+++ Recorded information +++
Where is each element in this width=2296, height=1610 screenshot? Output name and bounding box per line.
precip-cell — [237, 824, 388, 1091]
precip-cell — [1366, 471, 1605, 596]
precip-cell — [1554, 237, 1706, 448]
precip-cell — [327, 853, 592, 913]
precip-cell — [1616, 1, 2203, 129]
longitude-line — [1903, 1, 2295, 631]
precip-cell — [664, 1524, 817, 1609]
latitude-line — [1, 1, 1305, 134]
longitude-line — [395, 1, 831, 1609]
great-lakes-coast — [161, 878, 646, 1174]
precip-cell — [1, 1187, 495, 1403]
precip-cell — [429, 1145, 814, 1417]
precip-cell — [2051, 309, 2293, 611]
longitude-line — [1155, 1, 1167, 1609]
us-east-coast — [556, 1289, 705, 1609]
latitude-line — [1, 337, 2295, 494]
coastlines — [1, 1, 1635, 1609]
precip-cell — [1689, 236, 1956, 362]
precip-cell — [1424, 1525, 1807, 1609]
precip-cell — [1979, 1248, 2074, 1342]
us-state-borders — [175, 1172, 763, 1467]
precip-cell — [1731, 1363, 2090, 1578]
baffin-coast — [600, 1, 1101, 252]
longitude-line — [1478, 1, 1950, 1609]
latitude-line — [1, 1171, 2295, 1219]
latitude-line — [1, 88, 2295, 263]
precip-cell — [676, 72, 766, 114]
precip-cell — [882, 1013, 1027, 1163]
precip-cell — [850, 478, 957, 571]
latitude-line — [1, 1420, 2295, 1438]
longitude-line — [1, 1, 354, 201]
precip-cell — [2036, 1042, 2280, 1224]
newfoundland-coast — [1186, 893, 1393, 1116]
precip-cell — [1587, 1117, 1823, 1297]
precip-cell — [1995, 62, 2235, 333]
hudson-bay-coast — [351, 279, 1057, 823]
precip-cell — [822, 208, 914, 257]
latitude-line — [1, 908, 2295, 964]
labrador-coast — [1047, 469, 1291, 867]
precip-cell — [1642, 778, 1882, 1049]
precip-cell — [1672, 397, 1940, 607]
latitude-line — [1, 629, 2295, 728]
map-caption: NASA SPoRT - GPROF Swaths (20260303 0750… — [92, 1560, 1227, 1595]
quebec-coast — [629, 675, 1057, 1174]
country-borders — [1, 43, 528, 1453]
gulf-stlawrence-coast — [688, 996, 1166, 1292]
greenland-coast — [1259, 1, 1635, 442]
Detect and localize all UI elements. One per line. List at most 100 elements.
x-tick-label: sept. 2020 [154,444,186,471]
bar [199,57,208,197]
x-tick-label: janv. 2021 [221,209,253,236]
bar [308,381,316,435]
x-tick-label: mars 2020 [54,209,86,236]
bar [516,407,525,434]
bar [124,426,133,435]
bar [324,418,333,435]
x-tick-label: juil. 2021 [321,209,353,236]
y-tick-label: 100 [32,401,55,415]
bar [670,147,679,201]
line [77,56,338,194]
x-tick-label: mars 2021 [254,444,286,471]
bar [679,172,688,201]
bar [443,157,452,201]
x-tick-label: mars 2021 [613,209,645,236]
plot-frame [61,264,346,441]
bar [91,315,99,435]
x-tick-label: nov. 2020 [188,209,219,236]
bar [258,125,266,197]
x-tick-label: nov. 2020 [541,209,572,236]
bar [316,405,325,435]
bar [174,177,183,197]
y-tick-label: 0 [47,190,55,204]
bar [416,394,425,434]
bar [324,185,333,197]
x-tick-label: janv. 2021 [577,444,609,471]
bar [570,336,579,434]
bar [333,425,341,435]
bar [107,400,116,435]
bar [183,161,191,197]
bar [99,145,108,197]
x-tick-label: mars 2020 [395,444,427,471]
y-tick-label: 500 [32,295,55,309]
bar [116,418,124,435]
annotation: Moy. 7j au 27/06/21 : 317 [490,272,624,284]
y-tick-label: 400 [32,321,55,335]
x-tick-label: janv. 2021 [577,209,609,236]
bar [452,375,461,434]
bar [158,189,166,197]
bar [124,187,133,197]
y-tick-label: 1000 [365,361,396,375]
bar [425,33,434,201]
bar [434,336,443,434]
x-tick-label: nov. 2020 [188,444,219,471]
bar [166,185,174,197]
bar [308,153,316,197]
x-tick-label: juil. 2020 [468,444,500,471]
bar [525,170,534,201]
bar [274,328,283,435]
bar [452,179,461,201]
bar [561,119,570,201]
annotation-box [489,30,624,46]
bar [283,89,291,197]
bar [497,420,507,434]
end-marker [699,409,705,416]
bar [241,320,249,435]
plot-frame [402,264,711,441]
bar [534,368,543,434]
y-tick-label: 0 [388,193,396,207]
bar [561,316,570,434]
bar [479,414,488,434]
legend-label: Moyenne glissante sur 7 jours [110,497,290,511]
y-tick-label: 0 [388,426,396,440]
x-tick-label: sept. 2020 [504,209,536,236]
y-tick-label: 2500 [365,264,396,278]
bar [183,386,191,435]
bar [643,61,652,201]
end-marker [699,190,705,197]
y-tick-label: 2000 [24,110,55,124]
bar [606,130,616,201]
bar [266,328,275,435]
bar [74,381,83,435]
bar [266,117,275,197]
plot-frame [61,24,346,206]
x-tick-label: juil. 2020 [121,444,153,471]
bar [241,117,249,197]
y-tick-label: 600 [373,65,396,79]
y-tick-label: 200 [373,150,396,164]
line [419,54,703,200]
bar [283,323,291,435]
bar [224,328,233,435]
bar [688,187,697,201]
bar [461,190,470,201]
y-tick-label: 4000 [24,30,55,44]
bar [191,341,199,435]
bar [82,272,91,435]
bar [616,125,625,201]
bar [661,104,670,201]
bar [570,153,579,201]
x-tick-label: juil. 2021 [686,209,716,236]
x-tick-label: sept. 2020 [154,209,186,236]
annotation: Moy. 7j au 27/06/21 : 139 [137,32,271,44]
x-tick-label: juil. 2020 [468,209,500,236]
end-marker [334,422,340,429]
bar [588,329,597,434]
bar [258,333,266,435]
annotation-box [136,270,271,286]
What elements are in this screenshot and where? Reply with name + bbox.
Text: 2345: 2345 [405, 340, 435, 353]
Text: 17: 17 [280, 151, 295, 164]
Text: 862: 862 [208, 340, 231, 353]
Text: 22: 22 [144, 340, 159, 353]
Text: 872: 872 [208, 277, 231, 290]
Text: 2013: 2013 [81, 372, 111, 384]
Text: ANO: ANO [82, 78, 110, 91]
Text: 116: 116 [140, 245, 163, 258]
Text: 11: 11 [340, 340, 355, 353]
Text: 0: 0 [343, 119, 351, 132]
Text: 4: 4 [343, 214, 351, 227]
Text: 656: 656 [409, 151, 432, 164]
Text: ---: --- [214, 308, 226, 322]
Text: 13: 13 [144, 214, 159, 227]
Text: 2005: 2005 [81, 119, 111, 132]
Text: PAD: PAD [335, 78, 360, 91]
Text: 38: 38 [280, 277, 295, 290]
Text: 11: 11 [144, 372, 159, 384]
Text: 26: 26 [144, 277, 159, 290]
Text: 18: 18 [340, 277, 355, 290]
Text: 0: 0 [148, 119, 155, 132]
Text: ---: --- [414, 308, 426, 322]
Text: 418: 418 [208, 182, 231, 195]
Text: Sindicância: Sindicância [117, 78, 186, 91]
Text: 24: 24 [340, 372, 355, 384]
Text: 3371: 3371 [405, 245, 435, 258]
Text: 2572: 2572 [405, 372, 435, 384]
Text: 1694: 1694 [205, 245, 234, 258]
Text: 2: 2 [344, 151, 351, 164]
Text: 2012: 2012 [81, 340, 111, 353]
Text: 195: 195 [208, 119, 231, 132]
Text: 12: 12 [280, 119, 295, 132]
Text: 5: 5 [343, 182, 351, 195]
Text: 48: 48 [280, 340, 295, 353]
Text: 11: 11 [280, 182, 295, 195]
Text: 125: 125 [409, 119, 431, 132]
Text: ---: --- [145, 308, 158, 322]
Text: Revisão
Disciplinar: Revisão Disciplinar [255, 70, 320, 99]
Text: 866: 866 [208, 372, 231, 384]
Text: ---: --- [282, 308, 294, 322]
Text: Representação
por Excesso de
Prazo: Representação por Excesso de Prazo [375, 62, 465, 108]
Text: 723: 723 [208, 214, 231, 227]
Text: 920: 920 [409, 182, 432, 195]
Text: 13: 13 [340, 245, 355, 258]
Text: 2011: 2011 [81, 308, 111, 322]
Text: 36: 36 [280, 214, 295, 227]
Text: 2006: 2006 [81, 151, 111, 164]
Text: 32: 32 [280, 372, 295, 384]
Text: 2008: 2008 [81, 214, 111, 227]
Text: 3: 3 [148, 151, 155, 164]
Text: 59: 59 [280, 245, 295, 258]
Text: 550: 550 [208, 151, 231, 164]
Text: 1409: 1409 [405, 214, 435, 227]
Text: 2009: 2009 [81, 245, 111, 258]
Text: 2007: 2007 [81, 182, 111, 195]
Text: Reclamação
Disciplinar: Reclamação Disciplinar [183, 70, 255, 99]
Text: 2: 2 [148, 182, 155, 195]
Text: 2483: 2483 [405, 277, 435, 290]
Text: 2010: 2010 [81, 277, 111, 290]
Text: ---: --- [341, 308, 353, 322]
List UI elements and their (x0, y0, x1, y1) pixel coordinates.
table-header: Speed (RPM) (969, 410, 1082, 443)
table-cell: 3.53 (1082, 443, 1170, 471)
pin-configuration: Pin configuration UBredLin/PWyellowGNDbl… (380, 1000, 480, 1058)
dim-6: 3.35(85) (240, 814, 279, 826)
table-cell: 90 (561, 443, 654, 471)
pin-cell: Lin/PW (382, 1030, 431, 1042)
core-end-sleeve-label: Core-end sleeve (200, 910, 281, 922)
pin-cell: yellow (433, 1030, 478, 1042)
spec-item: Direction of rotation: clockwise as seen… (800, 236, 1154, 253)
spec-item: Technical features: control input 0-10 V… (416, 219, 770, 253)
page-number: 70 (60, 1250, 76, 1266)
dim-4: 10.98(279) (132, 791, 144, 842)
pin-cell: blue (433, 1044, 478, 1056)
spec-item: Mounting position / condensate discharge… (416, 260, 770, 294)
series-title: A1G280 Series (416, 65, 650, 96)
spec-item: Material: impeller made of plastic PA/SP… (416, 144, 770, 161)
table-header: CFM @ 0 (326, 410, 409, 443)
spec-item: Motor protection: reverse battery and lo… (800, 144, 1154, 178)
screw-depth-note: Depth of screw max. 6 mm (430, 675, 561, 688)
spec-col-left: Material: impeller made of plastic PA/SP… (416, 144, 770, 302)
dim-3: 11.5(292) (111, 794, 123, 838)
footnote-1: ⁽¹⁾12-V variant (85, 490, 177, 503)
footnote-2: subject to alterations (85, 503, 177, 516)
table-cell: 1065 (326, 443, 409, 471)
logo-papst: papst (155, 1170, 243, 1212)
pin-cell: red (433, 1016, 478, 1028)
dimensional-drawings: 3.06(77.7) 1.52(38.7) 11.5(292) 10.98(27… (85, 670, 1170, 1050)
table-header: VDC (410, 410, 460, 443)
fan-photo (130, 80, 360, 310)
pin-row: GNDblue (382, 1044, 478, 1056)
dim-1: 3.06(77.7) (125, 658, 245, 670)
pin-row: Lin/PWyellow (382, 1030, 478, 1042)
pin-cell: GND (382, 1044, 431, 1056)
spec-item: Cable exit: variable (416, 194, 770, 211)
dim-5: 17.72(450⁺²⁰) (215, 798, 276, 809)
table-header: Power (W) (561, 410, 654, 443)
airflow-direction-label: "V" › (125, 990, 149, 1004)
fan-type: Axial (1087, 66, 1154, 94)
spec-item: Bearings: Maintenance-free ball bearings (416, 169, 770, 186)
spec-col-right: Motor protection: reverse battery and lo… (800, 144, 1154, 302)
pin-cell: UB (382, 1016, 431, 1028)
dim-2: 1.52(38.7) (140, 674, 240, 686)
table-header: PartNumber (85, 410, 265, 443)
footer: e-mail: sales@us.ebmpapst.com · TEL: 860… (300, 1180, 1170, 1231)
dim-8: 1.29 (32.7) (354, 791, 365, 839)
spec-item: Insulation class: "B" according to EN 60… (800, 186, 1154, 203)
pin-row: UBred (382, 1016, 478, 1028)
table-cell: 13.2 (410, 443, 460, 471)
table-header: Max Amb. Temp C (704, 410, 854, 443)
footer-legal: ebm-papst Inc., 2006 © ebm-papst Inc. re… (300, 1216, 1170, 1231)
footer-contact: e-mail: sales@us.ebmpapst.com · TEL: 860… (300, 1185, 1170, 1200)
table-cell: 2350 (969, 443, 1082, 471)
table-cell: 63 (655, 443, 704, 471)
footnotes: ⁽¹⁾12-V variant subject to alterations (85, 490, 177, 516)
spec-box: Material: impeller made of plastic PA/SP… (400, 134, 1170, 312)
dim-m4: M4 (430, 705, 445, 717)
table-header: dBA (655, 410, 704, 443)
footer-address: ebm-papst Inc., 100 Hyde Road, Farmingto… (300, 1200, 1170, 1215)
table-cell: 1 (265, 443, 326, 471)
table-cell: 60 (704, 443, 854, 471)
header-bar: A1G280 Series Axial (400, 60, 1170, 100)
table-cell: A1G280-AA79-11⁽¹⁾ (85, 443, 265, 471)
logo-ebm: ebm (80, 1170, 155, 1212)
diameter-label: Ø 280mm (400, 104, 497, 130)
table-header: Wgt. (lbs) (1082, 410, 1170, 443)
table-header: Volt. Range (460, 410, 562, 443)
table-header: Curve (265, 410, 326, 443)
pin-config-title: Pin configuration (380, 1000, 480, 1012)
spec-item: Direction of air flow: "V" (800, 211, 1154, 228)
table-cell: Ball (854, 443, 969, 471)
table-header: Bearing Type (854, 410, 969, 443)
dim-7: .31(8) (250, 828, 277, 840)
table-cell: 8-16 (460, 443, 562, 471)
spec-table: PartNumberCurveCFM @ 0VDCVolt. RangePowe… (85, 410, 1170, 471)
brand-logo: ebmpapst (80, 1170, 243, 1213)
+++
▶ [Problem to work on]:
Rewrite the data, from its first line up to and including the line with "precip-cell — [1672, 397, 1940, 607]", as a Markdown table with columns Row and Text. Give each line's number and the line itself, and skip blank lines.

▶ [Answer in full]:
| Row | Text |
|---|---|
| 1 | Where is each element in this width=2296, height=1610 screenshot? Output name and bounding box per line. |
| 2 | precip-cell — [237, 824, 388, 1091] |
| 3 | precip-cell — [1366, 471, 1605, 596] |
| 4 | precip-cell — [1554, 237, 1706, 448] |
| 5 | precip-cell — [327, 853, 592, 913] |
| 6 | precip-cell — [1616, 1, 2203, 129] |
| 7 | longitude-line — [1903, 1, 2295, 631] |
| 8 | precip-cell — [664, 1524, 817, 1609] |
| 9 | latitude-line — [1, 1, 1305, 134] |
| 10 | longitude-line — [395, 1, 831, 1609] |
| 11 | great-lakes-coast — [161, 878, 646, 1174] |
| 12 | precip-cell — [1, 1187, 495, 1403] |
| 13 | precip-cell — [429, 1145, 814, 1417] |
| 14 | precip-cell — [2051, 309, 2293, 611] |
| 15 | longitude-line — [1155, 1, 1167, 1609] |
| 16 | us-east-coast — [556, 1289, 705, 1609] |
| 17 | latitude-line — [1, 337, 2295, 494] |
| 18 | coastlines — [1, 1, 1635, 1609] |
| 19 | precip-cell — [1689, 236, 1956, 362] |
| 20 | precip-cell — [1424, 1525, 1807, 1609] |
| 21 | precip-cell — [1979, 1248, 2074, 1342] |
| 22 | us-state-borders — [175, 1172, 763, 1467] |
| 23 | precip-cell — [1731, 1363, 2090, 1578] |
| 24 | baffin-coast — [600, 1, 1101, 252] |
| 25 | longitude-line — [1478, 1, 1950, 1609] |
| 26 | latitude-line — [1, 1171, 2295, 1219] |
| 27 | latitude-line — [1, 88, 2295, 263] |
| 28 | precip-cell — [676, 72, 766, 114] |
| 29 | precip-cell — [882, 1013, 1027, 1163] |
| 30 | precip-cell — [850, 478, 957, 571] |
| 31 | latitude-line — [1, 1420, 2295, 1438] |
| 32 | longitude-line — [1, 1, 354, 201] |
| 33 | precip-cell — [2036, 1042, 2280, 1224] |
| 34 | newfoundland-coast — [1186, 893, 1393, 1116] |
| 35 | precip-cell — [1587, 1117, 1823, 1297] |
| 36 | precip-cell — [1995, 62, 2235, 333] |
| 37 | hudson-bay-coast — [351, 279, 1057, 823] |
| 38 | precip-cell — [822, 208, 914, 257] |
| 39 | latitude-line — [1, 908, 2295, 964] |
| 40 | labrador-coast — [1047, 469, 1291, 867] |
| 41 | precip-cell — [1642, 778, 1882, 1049] |
| 42 | precip-cell — [1672, 397, 1940, 607] |